*GOAL*
Your task is to copy every line of the entries that contains "JSON".
★ ★ ★
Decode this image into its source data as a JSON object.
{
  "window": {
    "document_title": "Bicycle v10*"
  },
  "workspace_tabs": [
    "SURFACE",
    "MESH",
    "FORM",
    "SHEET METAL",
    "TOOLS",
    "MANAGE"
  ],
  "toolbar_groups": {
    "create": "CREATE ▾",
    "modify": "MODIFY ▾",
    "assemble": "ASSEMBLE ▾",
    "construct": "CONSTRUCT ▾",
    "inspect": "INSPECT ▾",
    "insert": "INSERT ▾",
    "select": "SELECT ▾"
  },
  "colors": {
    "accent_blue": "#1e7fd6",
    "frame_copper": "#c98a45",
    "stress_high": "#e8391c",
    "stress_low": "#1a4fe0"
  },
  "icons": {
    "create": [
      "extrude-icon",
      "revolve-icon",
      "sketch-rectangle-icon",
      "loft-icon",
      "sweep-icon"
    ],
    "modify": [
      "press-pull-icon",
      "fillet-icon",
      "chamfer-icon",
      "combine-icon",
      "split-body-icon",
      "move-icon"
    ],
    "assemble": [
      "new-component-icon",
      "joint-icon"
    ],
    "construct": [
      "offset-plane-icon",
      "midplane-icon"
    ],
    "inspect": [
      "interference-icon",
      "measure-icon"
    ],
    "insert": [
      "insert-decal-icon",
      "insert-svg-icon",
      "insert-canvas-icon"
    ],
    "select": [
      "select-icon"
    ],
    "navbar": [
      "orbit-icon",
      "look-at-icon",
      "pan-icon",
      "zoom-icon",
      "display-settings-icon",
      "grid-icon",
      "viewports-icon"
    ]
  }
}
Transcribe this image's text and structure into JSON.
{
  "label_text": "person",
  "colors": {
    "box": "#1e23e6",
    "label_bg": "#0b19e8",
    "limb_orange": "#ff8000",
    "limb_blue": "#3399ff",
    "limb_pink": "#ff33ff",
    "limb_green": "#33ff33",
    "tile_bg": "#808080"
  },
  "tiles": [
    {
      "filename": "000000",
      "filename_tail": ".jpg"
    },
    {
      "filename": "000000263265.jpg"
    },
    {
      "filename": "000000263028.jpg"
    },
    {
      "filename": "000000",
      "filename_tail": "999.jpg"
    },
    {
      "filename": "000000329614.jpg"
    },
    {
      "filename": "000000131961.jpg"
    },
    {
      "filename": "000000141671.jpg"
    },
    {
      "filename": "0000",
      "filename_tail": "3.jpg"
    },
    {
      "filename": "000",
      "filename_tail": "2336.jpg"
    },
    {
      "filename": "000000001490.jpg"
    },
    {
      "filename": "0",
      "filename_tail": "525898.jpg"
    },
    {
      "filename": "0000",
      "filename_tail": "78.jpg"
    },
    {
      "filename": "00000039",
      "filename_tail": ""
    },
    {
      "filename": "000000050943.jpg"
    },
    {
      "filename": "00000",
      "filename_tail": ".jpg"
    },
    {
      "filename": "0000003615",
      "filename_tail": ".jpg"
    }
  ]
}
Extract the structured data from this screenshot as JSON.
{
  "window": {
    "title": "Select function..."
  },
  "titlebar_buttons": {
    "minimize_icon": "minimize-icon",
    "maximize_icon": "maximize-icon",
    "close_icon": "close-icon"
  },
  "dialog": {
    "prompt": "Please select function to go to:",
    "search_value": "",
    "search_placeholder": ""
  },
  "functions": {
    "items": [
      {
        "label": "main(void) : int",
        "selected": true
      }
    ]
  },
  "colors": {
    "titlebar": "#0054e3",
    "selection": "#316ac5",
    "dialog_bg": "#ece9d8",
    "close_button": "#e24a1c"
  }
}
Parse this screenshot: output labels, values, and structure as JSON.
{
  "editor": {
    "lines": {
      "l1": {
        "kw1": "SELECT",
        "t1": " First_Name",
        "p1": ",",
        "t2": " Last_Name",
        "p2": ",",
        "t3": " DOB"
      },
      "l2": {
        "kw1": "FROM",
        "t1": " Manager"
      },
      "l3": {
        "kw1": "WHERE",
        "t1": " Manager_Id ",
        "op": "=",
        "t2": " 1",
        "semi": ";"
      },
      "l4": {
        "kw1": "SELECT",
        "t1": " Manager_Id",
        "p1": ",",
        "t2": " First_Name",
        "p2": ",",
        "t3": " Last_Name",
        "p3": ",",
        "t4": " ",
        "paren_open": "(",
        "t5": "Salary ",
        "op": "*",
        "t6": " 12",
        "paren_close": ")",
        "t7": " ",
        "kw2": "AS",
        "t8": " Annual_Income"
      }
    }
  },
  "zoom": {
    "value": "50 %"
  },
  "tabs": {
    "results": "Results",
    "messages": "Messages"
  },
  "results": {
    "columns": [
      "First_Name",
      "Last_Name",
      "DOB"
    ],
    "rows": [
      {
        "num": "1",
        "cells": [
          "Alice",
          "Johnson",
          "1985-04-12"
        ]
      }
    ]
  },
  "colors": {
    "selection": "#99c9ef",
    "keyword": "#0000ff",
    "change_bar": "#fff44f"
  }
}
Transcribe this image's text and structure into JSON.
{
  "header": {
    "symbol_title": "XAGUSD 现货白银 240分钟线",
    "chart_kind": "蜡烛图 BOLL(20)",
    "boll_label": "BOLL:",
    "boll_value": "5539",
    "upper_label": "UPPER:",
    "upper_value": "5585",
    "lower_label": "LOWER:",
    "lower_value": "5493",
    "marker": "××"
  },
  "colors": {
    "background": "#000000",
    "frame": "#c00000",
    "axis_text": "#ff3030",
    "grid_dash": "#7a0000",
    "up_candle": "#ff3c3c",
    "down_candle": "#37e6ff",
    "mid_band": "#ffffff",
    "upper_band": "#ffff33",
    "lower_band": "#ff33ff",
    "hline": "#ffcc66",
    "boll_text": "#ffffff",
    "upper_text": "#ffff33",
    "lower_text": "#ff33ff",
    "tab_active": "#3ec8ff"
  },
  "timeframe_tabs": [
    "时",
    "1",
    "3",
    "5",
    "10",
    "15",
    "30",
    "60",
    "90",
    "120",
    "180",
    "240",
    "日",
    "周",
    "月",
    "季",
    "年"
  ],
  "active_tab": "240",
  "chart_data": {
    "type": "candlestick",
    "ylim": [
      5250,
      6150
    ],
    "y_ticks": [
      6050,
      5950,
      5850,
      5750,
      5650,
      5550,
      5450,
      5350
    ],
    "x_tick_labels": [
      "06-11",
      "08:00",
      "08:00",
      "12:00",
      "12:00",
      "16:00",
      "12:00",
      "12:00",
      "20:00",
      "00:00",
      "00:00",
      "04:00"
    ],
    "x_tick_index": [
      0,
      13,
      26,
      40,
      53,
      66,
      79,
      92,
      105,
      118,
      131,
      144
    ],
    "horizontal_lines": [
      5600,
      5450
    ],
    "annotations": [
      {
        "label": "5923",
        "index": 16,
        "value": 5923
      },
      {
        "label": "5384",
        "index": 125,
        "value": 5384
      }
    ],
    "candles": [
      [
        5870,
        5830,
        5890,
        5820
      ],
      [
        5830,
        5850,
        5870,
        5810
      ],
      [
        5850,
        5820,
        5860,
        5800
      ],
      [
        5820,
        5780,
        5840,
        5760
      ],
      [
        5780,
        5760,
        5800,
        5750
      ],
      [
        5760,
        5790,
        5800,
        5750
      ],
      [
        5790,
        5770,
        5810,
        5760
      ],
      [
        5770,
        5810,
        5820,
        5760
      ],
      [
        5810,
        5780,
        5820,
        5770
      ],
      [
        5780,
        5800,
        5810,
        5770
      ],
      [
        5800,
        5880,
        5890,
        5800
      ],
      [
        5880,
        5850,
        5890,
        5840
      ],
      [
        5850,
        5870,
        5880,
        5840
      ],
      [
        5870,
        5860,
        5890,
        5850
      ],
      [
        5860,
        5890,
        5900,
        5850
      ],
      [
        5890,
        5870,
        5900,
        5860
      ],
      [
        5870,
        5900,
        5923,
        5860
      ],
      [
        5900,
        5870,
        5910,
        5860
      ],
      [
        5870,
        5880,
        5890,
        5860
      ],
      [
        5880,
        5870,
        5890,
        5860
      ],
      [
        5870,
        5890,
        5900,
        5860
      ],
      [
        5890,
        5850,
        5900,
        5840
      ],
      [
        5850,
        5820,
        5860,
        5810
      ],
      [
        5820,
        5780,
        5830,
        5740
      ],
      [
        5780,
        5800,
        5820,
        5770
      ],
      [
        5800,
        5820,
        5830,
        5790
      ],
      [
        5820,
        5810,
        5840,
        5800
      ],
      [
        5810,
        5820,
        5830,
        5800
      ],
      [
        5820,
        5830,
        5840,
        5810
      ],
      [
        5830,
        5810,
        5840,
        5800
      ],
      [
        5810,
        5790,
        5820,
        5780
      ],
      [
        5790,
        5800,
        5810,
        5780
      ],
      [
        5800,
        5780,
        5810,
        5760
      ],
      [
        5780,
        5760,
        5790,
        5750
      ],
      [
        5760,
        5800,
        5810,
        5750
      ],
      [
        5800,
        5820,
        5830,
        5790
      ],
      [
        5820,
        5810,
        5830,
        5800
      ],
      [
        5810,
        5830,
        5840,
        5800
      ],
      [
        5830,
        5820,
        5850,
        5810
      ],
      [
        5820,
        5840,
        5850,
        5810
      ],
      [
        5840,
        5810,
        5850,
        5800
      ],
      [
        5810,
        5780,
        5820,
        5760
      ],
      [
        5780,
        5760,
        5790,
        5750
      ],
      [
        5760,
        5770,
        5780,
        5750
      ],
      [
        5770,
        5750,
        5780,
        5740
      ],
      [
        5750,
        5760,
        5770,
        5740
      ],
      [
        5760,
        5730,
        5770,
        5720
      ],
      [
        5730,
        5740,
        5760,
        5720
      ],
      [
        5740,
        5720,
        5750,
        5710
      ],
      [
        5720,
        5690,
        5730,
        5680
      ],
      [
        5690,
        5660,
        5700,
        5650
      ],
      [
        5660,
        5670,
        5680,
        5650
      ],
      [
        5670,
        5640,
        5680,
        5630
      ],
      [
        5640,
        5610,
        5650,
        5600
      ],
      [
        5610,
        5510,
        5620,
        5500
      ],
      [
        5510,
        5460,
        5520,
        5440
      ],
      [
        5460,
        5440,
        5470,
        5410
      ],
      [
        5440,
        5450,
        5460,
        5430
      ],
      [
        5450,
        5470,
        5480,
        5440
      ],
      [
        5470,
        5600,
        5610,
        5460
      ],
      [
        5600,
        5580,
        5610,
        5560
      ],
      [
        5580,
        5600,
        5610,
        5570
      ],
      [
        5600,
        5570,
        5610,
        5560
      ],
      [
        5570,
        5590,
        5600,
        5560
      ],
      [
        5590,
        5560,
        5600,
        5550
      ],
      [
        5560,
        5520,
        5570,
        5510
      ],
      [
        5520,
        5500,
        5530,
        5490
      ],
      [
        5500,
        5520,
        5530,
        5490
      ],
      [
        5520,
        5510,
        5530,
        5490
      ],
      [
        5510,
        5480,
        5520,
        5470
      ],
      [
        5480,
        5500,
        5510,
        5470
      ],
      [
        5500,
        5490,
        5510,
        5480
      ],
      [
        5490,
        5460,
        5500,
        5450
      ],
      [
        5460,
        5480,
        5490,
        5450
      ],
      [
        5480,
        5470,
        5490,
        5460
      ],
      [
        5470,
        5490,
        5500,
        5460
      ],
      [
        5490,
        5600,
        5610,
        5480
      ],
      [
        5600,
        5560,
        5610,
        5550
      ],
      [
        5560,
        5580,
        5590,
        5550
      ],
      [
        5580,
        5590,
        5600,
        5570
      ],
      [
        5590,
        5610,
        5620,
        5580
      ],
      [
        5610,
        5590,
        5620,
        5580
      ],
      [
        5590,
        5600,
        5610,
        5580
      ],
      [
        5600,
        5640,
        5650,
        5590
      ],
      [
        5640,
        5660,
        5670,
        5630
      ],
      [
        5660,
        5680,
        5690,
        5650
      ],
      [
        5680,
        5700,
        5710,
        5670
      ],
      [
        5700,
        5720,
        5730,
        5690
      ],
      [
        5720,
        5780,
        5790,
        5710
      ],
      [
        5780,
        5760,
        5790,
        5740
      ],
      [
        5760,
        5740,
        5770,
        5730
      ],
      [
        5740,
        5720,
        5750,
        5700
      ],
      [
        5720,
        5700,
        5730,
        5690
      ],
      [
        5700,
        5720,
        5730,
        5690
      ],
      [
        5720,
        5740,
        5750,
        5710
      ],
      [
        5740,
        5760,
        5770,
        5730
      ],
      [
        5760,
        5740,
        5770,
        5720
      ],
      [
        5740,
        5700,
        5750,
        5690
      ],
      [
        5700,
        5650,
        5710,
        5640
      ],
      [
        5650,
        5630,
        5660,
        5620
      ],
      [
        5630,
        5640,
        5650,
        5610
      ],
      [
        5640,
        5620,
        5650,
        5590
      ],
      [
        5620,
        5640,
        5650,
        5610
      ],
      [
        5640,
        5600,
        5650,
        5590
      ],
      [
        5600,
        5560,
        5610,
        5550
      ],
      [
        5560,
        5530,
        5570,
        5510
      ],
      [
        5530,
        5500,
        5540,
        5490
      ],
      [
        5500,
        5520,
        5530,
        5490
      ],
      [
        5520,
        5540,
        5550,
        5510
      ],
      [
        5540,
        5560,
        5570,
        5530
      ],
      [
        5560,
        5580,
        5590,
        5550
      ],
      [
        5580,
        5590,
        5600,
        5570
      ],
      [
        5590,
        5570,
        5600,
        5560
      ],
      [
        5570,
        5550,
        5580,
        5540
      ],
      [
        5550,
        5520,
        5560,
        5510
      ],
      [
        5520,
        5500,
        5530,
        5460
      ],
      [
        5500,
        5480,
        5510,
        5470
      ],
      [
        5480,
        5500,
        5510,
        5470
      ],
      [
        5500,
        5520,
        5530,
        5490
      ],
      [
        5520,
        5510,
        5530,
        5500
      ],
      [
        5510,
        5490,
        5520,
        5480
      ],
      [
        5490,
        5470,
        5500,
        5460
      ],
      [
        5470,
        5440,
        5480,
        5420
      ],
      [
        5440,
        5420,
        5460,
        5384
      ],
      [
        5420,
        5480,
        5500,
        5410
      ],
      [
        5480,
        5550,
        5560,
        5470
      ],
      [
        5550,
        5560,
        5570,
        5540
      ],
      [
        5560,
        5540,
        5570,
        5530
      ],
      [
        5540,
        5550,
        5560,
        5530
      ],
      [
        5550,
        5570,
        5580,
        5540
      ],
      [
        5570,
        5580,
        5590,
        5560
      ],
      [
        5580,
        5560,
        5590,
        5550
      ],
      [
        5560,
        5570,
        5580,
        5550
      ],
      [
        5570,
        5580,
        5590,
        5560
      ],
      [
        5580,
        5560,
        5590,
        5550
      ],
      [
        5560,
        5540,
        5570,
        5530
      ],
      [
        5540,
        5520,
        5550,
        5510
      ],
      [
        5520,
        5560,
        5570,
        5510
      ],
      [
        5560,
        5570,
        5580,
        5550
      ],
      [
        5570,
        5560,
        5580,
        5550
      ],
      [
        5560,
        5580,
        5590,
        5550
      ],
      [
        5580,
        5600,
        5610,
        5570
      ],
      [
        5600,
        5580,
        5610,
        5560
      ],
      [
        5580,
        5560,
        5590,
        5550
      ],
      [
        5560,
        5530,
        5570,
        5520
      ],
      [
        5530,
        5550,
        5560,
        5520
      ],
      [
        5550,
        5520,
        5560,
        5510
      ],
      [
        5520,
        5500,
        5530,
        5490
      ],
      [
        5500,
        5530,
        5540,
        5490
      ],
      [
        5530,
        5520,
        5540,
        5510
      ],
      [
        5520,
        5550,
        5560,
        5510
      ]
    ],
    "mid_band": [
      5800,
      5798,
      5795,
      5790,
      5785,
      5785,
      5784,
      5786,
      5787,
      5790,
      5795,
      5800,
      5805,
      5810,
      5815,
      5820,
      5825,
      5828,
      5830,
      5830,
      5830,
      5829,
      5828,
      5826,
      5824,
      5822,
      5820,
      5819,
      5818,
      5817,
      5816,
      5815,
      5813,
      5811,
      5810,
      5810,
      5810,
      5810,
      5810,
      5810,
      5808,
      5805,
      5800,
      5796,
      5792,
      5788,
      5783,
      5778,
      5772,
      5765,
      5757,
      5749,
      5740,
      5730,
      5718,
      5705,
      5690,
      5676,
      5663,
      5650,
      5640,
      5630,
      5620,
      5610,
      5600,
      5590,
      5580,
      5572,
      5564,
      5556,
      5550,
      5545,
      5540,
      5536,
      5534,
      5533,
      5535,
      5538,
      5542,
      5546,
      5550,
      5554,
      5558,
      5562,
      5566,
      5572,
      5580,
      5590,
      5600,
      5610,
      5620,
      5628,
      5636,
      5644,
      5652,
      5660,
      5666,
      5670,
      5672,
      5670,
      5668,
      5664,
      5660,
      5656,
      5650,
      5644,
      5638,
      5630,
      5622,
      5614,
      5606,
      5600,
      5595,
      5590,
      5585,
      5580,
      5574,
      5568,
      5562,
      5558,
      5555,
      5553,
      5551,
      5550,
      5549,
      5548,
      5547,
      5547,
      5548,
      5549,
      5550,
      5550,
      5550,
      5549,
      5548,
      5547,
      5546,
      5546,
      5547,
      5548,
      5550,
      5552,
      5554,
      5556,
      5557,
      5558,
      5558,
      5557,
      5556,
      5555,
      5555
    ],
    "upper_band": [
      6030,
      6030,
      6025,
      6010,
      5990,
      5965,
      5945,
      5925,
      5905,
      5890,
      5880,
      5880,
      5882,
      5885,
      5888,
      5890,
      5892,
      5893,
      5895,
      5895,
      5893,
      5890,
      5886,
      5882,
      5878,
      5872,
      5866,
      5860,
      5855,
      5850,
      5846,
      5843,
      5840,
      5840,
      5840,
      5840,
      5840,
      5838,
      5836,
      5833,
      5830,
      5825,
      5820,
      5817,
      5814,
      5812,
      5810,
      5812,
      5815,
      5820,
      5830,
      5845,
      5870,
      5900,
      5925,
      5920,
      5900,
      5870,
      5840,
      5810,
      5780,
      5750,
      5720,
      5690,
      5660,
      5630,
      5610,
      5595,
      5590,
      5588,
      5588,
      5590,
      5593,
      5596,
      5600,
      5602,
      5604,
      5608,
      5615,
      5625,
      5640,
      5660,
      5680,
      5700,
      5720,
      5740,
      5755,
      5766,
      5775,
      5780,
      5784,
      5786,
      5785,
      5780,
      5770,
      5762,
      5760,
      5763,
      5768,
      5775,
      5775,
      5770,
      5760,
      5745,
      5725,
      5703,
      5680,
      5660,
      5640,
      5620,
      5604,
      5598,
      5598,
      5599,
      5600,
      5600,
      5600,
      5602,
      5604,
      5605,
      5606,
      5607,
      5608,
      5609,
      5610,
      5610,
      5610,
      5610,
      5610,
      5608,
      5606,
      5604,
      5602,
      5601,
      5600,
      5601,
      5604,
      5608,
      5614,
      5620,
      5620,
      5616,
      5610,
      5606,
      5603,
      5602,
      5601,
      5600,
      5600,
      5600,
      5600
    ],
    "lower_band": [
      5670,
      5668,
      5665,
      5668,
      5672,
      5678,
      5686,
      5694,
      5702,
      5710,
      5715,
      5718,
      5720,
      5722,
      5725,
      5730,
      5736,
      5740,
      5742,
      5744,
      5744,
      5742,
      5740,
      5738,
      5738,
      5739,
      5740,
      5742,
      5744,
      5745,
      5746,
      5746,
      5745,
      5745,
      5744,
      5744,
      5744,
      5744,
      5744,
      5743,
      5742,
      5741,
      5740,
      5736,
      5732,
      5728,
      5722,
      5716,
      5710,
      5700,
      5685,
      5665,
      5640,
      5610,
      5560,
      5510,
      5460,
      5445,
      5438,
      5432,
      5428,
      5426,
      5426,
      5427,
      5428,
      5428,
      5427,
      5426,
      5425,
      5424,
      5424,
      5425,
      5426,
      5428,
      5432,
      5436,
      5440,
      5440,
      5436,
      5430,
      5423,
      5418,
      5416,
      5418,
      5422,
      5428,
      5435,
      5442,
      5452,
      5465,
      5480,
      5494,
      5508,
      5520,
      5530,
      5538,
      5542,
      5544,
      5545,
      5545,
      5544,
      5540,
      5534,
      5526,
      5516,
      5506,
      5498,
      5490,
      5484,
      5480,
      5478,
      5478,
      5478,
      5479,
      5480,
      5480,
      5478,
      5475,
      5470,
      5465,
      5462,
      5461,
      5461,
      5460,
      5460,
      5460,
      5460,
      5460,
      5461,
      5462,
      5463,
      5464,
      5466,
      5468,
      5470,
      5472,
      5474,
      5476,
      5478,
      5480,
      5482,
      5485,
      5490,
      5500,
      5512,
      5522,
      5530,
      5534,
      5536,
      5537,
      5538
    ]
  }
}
★ ★ ★
*SOLVED PROBLEM*
Decode this image into its source data as a JSON object.
Transcribe this image's text and structure into JSON.
Extract the structured data from this screenshot as JSON.
Parse this screenshot: output labels, values, and structure as JSON.
Transcribe this image's text and structure into JSON.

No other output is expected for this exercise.